WRITTEN PROBLEM:
Look through the material below. Copy every line with the string "name" in it.

☆ ☆ ☆ ☆

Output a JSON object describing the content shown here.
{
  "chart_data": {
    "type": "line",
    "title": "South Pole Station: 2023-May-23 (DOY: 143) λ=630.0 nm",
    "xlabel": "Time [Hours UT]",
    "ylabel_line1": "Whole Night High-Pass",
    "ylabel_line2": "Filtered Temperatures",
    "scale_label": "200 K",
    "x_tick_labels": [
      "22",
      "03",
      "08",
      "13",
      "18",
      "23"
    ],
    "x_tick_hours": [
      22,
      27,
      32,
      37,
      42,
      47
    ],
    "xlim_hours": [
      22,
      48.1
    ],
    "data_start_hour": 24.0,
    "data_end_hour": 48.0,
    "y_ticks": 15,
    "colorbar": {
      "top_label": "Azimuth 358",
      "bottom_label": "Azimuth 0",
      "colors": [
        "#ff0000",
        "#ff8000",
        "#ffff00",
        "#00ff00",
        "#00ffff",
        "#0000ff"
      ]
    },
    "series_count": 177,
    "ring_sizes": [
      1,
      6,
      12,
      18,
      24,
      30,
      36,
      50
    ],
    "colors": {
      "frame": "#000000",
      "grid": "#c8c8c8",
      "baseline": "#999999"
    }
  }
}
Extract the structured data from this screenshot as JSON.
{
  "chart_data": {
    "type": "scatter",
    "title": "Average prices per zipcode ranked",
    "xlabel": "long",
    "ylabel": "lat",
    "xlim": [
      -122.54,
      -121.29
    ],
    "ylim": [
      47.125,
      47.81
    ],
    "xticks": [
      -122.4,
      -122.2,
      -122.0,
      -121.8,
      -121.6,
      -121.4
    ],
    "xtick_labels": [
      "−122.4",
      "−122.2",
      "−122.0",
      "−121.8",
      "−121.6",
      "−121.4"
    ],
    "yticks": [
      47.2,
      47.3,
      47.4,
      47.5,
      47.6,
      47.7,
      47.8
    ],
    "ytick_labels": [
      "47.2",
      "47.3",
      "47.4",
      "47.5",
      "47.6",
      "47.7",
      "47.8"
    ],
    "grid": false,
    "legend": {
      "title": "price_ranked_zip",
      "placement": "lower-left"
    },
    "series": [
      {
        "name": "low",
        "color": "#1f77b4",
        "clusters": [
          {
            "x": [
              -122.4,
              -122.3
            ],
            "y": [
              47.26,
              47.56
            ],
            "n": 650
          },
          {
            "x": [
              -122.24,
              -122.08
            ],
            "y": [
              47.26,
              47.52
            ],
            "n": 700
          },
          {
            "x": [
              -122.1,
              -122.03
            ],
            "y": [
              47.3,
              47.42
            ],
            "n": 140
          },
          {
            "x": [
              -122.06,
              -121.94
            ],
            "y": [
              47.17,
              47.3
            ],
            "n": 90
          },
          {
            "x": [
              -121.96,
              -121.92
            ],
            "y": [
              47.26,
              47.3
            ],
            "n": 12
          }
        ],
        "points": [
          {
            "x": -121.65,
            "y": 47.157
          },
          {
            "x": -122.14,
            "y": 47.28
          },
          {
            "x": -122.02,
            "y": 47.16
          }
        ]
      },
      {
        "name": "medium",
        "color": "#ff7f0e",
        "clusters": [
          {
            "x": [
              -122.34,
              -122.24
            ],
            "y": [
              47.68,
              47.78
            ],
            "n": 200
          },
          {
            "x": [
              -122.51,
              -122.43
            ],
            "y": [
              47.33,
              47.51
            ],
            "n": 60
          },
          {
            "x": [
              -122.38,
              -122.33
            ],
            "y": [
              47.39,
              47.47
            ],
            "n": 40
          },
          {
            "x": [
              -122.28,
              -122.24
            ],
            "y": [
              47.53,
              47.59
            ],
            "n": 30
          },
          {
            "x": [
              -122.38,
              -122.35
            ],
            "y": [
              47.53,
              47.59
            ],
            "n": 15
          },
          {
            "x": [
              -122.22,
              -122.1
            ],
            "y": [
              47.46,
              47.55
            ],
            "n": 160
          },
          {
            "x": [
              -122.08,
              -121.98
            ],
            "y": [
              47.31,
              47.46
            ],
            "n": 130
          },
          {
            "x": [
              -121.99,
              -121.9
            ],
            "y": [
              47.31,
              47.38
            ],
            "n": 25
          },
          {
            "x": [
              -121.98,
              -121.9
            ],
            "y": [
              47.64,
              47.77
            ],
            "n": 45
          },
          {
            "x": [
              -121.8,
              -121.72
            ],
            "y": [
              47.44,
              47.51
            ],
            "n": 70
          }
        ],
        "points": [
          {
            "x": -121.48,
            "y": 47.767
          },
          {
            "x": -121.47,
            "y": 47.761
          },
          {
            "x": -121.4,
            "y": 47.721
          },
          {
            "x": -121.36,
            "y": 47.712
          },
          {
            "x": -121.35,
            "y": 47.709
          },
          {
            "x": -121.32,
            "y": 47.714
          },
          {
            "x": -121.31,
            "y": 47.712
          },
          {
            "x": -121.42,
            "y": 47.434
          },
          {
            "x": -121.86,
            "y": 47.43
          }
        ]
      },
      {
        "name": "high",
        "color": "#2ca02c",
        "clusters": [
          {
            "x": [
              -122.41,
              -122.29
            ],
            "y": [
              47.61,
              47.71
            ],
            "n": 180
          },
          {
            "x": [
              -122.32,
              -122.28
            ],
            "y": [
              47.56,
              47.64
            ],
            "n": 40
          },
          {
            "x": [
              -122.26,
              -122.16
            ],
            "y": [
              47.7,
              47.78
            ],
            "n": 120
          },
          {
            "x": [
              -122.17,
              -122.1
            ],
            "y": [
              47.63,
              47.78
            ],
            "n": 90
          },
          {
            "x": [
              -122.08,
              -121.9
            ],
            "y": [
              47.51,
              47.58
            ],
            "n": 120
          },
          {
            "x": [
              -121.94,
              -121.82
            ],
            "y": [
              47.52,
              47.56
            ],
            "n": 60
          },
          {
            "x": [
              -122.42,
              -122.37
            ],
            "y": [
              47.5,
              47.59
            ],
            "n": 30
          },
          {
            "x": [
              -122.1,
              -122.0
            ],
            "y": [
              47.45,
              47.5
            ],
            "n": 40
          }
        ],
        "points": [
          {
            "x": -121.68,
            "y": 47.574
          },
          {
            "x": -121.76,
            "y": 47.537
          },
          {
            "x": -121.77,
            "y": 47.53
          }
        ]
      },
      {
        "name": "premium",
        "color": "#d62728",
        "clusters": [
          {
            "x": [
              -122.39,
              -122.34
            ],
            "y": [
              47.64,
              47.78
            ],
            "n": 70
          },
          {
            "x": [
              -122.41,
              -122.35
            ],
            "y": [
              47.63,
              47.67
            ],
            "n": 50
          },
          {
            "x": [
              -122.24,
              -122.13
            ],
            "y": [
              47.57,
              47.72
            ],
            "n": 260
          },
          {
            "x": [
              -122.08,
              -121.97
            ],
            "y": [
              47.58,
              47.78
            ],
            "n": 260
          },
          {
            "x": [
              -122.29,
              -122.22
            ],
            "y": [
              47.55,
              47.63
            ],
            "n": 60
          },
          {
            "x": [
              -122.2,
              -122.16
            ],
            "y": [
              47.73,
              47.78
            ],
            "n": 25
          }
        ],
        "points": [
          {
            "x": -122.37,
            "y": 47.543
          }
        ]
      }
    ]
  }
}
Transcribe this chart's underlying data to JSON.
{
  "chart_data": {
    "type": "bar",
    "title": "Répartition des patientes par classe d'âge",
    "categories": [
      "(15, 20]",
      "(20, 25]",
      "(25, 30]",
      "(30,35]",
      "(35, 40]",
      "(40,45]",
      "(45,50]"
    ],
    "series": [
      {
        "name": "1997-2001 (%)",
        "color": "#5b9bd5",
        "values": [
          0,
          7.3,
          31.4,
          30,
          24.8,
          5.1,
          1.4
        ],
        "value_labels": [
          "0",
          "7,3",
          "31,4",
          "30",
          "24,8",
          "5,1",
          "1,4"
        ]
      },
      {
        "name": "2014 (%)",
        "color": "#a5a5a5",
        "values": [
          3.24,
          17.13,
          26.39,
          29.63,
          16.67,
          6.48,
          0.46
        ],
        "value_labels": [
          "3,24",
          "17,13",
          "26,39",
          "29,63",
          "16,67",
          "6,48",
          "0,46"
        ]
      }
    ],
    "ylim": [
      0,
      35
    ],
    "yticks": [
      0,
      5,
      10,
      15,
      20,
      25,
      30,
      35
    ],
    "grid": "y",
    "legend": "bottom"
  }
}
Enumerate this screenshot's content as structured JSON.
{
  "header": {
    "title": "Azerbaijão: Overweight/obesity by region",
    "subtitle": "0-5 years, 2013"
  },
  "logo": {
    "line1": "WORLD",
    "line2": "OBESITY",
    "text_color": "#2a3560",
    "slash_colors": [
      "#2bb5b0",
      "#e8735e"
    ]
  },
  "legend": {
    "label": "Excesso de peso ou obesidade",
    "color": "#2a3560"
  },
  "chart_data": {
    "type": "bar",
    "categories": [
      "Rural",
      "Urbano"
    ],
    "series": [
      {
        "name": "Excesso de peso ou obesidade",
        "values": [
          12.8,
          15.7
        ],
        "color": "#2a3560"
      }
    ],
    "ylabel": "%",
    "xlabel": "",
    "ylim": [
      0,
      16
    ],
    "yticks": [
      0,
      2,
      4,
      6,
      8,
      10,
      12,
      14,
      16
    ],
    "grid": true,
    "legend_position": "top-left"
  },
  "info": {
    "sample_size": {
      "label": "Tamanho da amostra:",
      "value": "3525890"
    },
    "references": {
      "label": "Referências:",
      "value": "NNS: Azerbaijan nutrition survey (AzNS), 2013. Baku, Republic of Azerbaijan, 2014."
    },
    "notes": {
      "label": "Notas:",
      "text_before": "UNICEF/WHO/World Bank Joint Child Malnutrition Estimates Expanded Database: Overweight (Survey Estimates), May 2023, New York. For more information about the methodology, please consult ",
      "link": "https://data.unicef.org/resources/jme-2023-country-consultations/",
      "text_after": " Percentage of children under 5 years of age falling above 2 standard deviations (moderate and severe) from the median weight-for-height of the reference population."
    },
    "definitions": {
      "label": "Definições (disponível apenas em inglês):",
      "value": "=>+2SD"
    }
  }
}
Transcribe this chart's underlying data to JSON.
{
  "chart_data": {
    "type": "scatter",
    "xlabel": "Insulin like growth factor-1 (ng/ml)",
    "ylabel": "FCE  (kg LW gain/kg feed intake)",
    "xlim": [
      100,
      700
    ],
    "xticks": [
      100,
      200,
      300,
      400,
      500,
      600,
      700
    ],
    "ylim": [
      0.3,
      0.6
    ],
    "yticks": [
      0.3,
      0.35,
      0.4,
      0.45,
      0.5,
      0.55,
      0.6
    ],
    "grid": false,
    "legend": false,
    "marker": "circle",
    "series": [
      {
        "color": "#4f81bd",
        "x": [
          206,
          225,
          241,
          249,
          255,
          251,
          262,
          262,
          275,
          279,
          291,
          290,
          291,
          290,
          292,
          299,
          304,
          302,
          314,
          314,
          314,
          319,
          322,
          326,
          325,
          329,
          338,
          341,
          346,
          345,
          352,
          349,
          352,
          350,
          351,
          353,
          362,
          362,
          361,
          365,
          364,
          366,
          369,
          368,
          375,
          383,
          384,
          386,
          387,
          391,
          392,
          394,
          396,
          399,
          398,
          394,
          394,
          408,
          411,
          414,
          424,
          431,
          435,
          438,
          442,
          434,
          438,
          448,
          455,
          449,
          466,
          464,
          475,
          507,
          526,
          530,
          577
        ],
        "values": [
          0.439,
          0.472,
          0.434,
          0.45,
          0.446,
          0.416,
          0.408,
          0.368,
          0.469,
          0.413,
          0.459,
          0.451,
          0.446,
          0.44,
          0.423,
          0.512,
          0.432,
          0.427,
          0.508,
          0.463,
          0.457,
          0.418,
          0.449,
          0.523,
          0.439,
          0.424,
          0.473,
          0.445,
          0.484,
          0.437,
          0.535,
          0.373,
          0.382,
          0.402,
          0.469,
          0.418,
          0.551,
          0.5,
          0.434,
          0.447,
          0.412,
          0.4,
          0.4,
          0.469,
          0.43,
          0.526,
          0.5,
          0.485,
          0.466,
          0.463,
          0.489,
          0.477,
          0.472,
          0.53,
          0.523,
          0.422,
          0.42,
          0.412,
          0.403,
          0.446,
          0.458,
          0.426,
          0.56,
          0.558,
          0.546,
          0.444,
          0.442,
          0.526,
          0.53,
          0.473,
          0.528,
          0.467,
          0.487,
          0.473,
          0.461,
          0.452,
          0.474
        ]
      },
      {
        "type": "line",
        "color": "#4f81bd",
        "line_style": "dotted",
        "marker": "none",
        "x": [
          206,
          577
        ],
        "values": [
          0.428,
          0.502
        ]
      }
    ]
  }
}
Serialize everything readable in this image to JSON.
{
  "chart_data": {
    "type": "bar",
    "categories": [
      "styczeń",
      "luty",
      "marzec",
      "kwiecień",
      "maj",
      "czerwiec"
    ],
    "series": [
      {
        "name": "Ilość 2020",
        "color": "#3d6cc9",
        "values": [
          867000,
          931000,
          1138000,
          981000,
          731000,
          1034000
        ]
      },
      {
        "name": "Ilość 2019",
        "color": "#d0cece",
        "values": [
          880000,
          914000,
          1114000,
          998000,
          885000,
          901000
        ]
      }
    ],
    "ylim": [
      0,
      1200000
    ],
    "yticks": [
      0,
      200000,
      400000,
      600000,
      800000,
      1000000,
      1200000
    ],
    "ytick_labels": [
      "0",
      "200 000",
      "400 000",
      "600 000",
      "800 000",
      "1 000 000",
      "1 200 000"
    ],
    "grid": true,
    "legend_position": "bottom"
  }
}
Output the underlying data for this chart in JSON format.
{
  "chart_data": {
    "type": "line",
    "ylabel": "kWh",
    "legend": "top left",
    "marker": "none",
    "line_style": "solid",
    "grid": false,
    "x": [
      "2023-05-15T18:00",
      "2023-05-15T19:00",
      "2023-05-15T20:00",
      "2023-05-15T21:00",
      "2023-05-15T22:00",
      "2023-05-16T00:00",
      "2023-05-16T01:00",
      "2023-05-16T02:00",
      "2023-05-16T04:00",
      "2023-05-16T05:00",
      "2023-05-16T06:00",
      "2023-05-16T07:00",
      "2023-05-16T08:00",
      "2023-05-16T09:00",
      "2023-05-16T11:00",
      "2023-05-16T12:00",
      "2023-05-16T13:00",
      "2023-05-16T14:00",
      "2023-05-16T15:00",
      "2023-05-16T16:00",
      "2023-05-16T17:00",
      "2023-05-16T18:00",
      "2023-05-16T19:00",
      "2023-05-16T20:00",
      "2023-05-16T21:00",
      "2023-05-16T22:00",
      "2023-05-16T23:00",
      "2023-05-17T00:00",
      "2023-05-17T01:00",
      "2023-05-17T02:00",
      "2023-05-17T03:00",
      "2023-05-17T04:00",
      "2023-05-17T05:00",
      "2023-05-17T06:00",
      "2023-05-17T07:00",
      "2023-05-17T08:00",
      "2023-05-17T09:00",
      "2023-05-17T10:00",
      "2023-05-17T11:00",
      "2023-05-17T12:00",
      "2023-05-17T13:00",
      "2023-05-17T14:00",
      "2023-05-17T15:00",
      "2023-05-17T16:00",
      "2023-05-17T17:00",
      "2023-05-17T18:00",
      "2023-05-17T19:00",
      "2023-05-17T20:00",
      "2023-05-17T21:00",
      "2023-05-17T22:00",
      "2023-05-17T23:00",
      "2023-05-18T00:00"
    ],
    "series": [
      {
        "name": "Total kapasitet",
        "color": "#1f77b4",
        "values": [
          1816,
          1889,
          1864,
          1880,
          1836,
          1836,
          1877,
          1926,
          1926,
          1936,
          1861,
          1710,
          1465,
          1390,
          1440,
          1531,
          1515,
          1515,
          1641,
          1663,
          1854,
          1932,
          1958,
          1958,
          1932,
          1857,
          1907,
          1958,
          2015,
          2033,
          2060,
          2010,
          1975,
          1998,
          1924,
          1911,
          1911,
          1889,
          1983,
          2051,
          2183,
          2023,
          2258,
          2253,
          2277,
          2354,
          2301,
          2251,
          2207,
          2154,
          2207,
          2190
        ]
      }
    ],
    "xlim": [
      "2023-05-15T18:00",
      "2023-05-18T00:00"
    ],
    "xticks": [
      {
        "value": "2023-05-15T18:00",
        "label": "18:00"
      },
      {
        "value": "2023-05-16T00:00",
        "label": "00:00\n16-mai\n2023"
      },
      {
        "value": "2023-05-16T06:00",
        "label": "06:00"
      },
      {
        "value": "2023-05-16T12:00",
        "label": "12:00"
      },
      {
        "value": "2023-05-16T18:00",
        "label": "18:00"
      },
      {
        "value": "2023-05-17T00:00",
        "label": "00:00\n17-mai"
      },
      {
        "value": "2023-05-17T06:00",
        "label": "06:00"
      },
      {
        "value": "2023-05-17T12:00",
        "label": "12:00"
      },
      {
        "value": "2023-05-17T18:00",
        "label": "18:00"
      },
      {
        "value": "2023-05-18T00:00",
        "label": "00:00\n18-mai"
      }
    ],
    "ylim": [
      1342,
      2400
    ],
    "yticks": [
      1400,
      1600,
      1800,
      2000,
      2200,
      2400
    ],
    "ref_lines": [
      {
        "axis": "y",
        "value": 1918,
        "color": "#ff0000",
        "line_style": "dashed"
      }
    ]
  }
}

☆ ☆ ☆ ☆

TASK OUTPUT:
        "name": "low",
        "name": "medium",
        "name": "high",
        "name": "premium",
        "name": "1997-2001 (%)",
        "name": "2014 (%)",
        "name": "Excesso de peso ou obesidade",
        "name": "Ilość 2020",
        "name": "Ilość 2019",
        "name": "Total kapasitet",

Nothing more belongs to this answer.